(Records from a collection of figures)
◆ ◆ ◆ ◆ ◆ ◆ ◆

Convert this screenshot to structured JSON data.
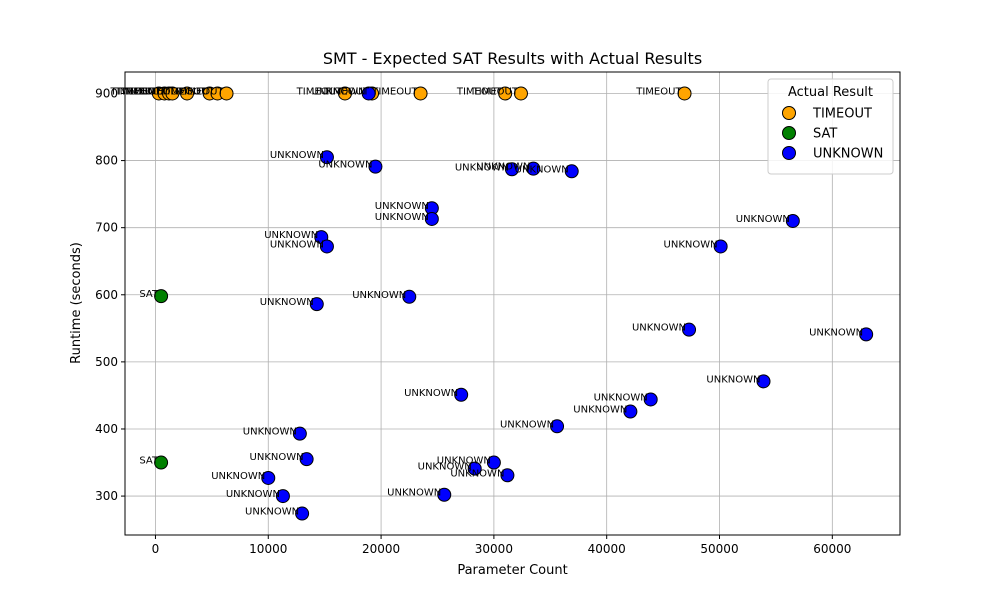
{
  "chart_data": {
    "type": "scatter",
    "title": "SMT - Expected SAT Results with Actual Results",
    "xlabel": "Parameter Count",
    "ylabel": "Runtime (seconds)",
    "xlim": [
      -2700,
      66000
    ],
    "ylim": [
      242,
      932
    ],
    "xticks": [
      0,
      10000,
      20000,
      30000,
      40000,
      50000,
      60000
    ],
    "yticks": [
      300,
      400,
      500,
      600,
      700,
      800,
      900
    ],
    "grid": true,
    "legend": {
      "title": "Actual Result",
      "placement": "top-right"
    },
    "series": [
      {
        "name": "TIMEOUT",
        "color": "#ffa500",
        "points": [
          {
            "x": 300,
            "y": 900,
            "label": "TIMEOUT"
          },
          {
            "x": 800,
            "y": 900,
            "label": "TIMEOUT"
          },
          {
            "x": 1200,
            "y": 900,
            "label": "TIMEOUT"
          },
          {
            "x": 1500,
            "y": 900,
            "label": "TIMEOUT"
          },
          {
            "x": 2800,
            "y": 900,
            "label": "TIMEOUT"
          },
          {
            "x": 4800,
            "y": 900,
            "label": "TIMEOUT"
          },
          {
            "x": 5500,
            "y": 900,
            "label": "TIMEOUT"
          },
          {
            "x": 6300,
            "y": 900,
            "label": "TIMEOUT"
          },
          {
            "x": 16800,
            "y": 900,
            "label": "TIMEOUT"
          },
          {
            "x": 19200,
            "y": 900,
            "label": "TIMEOUT"
          },
          {
            "x": 23500,
            "y": 900,
            "label": "TIMEOUT"
          },
          {
            "x": 31000,
            "y": 900,
            "label": "TIMEOUT"
          },
          {
            "x": 32400,
            "y": 900,
            "label": "TIMEOUT"
          },
          {
            "x": 46900,
            "y": 900,
            "label": "TIMEOUT"
          }
        ]
      },
      {
        "name": "SAT",
        "color": "#008000",
        "points": [
          {
            "x": 500,
            "y": 598,
            "label": "SAT"
          },
          {
            "x": 500,
            "y": 350,
            "label": "SAT"
          }
        ]
      },
      {
        "name": "UNKNOWN",
        "color": "#0000ff",
        "points": [
          {
            "x": 18900,
            "y": 900,
            "label": "UNKNOWN"
          },
          {
            "x": 15200,
            "y": 805,
            "label": "UNKNOWN"
          },
          {
            "x": 19500,
            "y": 791,
            "label": "UNKNOWN"
          },
          {
            "x": 31600,
            "y": 787,
            "label": "UNKNOWN"
          },
          {
            "x": 33500,
            "y": 788,
            "label": "UNKNOWN"
          },
          {
            "x": 36900,
            "y": 784,
            "label": "UNKNOWN"
          },
          {
            "x": 24500,
            "y": 729,
            "label": "UNKNOWN"
          },
          {
            "x": 24500,
            "y": 713,
            "label": "UNKNOWN"
          },
          {
            "x": 14700,
            "y": 686,
            "label": "UNKNOWN"
          },
          {
            "x": 15200,
            "y": 672,
            "label": "UNKNOWN"
          },
          {
            "x": 56500,
            "y": 710,
            "label": "UNKNOWN"
          },
          {
            "x": 50100,
            "y": 672,
            "label": "UNKNOWN"
          },
          {
            "x": 14300,
            "y": 586,
            "label": "UNKNOWN"
          },
          {
            "x": 22500,
            "y": 597,
            "label": "UNKNOWN"
          },
          {
            "x": 47300,
            "y": 548,
            "label": "UNKNOWN"
          },
          {
            "x": 63000,
            "y": 541,
            "label": "UNKNOWN"
          },
          {
            "x": 27100,
            "y": 451,
            "label": "UNKNOWN"
          },
          {
            "x": 53900,
            "y": 471,
            "label": "UNKNOWN"
          },
          {
            "x": 43900,
            "y": 444,
            "label": "UNKNOWN"
          },
          {
            "x": 42100,
            "y": 426,
            "label": "UNKNOWN"
          },
          {
            "x": 35600,
            "y": 404,
            "label": "UNKNOWN"
          },
          {
            "x": 12800,
            "y": 393,
            "label": "UNKNOWN"
          },
          {
            "x": 13400,
            "y": 355,
            "label": "UNKNOWN"
          },
          {
            "x": 30000,
            "y": 350,
            "label": "UNKNOWN"
          },
          {
            "x": 28300,
            "y": 341,
            "label": "UNKNOWN"
          },
          {
            "x": 31200,
            "y": 331,
            "label": "UNKNOWN"
          },
          {
            "x": 10000,
            "y": 327,
            "label": "UNKNOWN"
          },
          {
            "x": 11300,
            "y": 300,
            "label": "UNKNOWN"
          },
          {
            "x": 25600,
            "y": 302,
            "label": "UNKNOWN"
          },
          {
            "x": 13000,
            "y": 274,
            "label": "UNKNOWN"
          }
        ]
      }
    ]
  }
}
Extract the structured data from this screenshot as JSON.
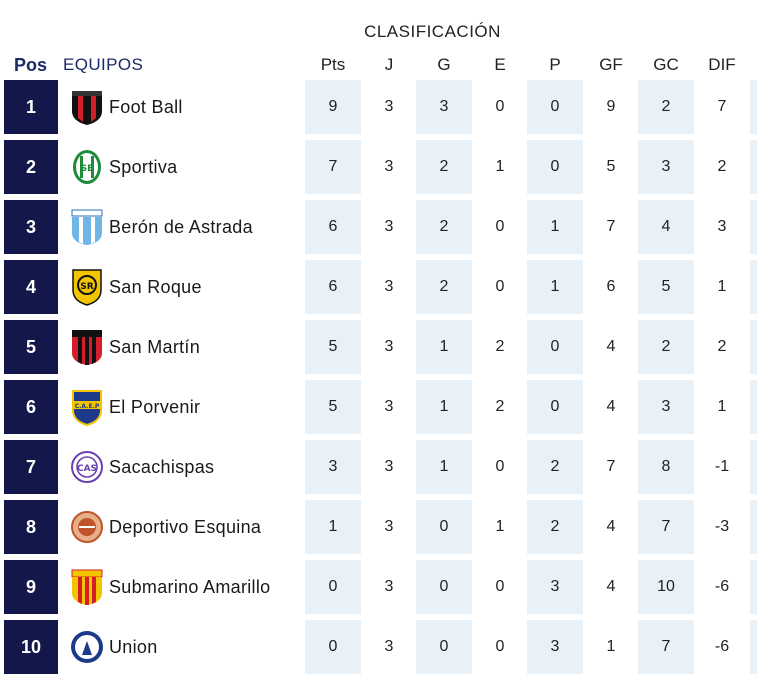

◆ ◆ ◆ ◆ ◆ ◆ ◆

Produce an exact copy of each line of data, skipping embedded images.

Convert this screenshot to structured JSON data.
{
  "chart_data": {
    "type": "scatter",
    "title": "SMT - Expected SAT Results with Actual Results",
    "xlabel": "Parameter Count",
    "ylabel": "Runtime (seconds)",
    "xlim": [
      -2700,
      66000
    ],
    "ylim": [
      242,
      932
    ],
    "xticks": [
      0,
      10000,
      20000,
      30000,
      40000,
      50000,
      60000
    ],
    "yticks": [
      300,
      400,
      500,
      600,
      700,
      800,
      900
    ],
    "grid": true,
    "legend": {
      "title": "Actual Result",
      "placement": "top-right"
    },
    "series": [
      {
        "name": "TIMEOUT",
        "color": "#ffa500",
        "points": [
          {
            "x": 300,
            "y": 900,
            "label": "TIMEOUT"
          },
          {
            "x": 800,
            "y": 900,
            "label": "TIMEOUT"
          },
          {
            "x": 1200,
            "y": 900,
            "label": "TIMEOUT"
          },
          {
            "x": 1500,
            "y": 900,
            "label": "TIMEOUT"
          },
          {
            "x": 2800,
            "y": 900,
            "label": "TIMEOUT"
          },
          {
            "x": 4800,
            "y": 900,
            "label": "TIMEOUT"
          },
          {
            "x": 5500,
            "y": 900,
            "label": "TIMEOUT"
          },
          {
            "x": 6300,
            "y": 900,
            "label": "TIMEOUT"
          },
          {
            "x": 16800,
            "y": 900,
            "label": "TIMEOUT"
          },
          {
            "x": 19200,
            "y": 900,
            "label": "TIMEOUT"
          },
          {
            "x": 23500,
            "y": 900,
            "label": "TIMEOUT"
          },
          {
            "x": 31000,
            "y": 900,
            "label": "TIMEOUT"
          },
          {
            "x": 32400,
            "y": 900,
            "label": "TIMEOUT"
          },
          {
            "x": 46900,
            "y": 900,
            "label": "TIMEOUT"
          }
        ]
      },
      {
        "name": "SAT",
        "color": "#008000",
        "points": [
          {
            "x": 500,
            "y": 598,
            "label": "SAT"
          },
          {
            "x": 500,
            "y": 350,
            "label": "SAT"
          }
        ]
      },
      {
        "name": "UNKNOWN",
        "color": "#0000ff",
        "points": [
          {
            "x": 18900,
            "y": 900,
            "label": "UNKNOWN"
          },
          {
            "x": 15200,
            "y": 805,
            "label": "UNKNOWN"
          },
          {
            "x": 19500,
            "y": 791,
            "label": "UNKNOWN"
          },
          {
            "x": 31600,
            "y": 787,
            "label": "UNKNOWN"
          },
          {
            "x": 33500,
            "y": 788,
            "label": "UNKNOWN"
          },
          {
            "x": 36900,
            "y": 784,
            "label": "UNKNOWN"
          },
          {
            "x": 24500,
            "y": 729,
            "label": "UNKNOWN"
          },
          {
            "x": 24500,
            "y": 713,
            "label": "UNKNOWN"
          },
          {
            "x": 14700,
            "y": 686,
            "label": "UNKNOWN"
          },
          {
            "x": 15200,
            "y": 672,
            "label": "UNKNOWN"
          },
          {
            "x": 56500,
            "y": 710,
            "label": "UNKNOWN"
          },
          {
            "x": 50100,
            "y": 672,
            "label": "UNKNOWN"
          },
          {
            "x": 14300,
            "y": 586,
            "label": "UNKNOWN"
          },
          {
            "x": 22500,
            "y": 597,
            "label": "UNKNOWN"
          },
          {
            "x": 47300,
            "y": 548,
            "label": "UNKNOWN"
          },
          {
            "x": 63000,
            "y": 541,
            "label": "UNKNOWN"
          },
          {
            "x": 27100,
            "y": 451,
            "label": "UNKNOWN"
          },
          {
            "x": 53900,
            "y": 471,
            "label": "UNKNOWN"
          },
          {
            "x": 43900,
            "y": 444,
            "label": "UNKNOWN"
          },
          {
            "x": 42100,
            "y": 426,
            "label": "UNKNOWN"
          },
          {
            "x": 35600,
            "y": 404,
            "label": "UNKNOWN"
          },
          {
            "x": 12800,
            "y": 393,
            "label": "UNKNOWN"
          },
          {
            "x": 13400,
            "y": 355,
            "label": "UNKNOWN"
          },
          {
            "x": 30000,
            "y": 350,
            "label": "UNKNOWN"
          },
          {
            "x": 28300,
            "y": 341,
            "label": "UNKNOWN"
          },
          {
            "x": 31200,
            "y": 331,
            "label": "UNKNOWN"
          },
          {
            "x": 10000,
            "y": 327,
            "label": "UNKNOWN"
          },
          {
            "x": 11300,
            "y": 300,
            "label": "UNKNOWN"
          },
          {
            "x": 25600,
            "y": 302,
            "label": "UNKNOWN"
          },
          {
            "x": 13000,
            "y": 274,
            "label": "UNKNOWN"
          }
        ]
      }
    ]
  }
}
Extract the structured data from this screenshot as JSON.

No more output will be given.